- **Task directions**
Count lines, not occurrences: give the number of lines holding the word "annotation", and nothing besides.

━━━━━ Dataset extract ━━━━━

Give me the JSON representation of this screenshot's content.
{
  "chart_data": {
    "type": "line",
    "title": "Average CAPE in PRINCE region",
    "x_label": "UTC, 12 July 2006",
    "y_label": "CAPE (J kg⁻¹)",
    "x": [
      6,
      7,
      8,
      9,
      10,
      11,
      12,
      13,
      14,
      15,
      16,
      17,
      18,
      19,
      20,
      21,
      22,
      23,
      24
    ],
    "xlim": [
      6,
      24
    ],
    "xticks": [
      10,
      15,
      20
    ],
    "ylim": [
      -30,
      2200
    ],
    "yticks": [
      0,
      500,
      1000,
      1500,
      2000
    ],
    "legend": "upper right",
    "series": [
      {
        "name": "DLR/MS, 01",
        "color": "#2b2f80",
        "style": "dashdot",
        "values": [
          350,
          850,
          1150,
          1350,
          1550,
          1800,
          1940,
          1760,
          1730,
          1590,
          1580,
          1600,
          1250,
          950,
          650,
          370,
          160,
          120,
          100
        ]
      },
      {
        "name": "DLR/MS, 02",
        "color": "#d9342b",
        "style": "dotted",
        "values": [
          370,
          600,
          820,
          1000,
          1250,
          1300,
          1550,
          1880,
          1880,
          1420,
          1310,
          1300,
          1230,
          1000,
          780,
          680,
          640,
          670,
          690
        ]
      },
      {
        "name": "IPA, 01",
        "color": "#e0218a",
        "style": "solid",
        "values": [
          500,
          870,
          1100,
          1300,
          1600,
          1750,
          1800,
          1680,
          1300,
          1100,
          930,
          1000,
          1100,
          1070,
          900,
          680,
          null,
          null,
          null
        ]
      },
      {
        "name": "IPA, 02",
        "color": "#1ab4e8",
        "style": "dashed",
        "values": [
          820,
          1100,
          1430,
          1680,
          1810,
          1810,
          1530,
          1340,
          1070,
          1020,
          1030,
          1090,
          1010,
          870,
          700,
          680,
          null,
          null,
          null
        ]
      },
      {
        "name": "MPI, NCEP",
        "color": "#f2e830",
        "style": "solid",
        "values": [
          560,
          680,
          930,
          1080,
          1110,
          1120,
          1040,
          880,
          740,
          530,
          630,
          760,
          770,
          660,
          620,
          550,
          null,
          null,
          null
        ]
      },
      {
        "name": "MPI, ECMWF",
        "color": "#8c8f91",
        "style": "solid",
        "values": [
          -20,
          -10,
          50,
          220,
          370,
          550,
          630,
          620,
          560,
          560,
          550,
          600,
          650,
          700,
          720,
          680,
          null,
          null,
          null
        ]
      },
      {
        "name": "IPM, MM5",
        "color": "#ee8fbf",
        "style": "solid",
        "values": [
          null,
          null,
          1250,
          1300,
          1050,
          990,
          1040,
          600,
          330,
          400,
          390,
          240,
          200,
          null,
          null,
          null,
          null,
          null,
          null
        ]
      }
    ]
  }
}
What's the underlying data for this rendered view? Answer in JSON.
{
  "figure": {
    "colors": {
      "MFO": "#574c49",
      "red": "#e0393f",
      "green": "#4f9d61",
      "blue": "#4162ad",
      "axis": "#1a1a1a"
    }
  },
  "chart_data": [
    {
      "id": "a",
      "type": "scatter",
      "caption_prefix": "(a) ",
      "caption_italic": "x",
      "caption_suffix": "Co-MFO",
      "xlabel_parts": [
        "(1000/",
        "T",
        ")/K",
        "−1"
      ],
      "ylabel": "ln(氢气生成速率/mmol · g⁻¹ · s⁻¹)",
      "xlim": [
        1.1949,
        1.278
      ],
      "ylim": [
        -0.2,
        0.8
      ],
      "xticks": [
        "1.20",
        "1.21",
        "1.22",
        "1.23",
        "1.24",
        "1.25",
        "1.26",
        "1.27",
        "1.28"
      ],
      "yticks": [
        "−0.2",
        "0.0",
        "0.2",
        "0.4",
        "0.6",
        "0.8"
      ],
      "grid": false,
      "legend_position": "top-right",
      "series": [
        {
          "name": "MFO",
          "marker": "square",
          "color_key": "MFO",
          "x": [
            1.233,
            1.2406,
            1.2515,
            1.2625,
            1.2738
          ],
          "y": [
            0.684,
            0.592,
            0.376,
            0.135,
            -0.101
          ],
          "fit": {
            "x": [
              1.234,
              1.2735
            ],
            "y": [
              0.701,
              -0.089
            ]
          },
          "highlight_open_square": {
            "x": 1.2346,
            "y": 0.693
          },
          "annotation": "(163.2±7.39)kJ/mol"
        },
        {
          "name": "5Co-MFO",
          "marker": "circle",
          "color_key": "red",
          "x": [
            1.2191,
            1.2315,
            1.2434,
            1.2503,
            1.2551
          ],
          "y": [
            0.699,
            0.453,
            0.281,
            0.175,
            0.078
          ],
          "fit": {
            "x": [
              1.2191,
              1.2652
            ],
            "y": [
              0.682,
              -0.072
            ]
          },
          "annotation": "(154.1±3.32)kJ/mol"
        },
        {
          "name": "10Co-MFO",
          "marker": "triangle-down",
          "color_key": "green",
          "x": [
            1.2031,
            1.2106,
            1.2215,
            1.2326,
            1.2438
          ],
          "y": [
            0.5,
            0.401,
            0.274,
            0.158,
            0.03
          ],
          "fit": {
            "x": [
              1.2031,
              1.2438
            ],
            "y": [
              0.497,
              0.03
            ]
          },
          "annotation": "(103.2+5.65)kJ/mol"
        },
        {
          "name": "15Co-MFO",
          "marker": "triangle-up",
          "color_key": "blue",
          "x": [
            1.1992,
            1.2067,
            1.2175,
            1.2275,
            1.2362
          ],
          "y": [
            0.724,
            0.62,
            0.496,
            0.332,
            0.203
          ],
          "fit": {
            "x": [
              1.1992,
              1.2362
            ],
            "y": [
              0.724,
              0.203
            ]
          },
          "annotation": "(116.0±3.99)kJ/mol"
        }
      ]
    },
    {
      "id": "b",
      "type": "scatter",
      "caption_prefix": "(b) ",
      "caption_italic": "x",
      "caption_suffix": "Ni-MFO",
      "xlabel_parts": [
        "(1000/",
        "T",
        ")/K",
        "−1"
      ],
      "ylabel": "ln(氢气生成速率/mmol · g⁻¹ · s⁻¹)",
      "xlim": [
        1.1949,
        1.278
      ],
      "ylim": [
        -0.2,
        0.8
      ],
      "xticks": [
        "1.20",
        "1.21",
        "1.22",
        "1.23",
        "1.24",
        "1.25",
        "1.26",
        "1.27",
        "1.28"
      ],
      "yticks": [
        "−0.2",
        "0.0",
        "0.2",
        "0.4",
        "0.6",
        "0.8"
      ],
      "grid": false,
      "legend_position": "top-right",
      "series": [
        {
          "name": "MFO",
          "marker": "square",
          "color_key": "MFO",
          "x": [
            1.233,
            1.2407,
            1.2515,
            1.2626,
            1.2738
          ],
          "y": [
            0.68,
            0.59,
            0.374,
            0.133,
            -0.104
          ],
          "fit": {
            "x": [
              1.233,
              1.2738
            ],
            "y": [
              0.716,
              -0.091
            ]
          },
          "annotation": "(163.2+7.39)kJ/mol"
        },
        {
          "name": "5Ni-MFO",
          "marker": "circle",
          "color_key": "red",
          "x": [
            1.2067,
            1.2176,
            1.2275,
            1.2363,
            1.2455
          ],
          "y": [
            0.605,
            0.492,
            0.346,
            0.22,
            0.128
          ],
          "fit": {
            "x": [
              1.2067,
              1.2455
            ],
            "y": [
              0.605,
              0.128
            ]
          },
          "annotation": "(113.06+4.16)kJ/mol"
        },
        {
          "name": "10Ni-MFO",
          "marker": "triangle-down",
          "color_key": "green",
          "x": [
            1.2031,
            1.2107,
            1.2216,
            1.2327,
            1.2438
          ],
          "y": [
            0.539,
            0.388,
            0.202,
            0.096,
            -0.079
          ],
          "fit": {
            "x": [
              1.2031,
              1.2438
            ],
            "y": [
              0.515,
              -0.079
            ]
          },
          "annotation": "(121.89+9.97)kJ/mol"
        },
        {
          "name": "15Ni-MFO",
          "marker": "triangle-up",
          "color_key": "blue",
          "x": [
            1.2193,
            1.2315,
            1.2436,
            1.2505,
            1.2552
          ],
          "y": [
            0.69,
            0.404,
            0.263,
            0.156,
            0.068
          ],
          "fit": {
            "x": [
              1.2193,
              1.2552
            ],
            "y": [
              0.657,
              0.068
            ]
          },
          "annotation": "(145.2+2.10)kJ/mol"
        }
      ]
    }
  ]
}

━━━━━

- **Response below**
8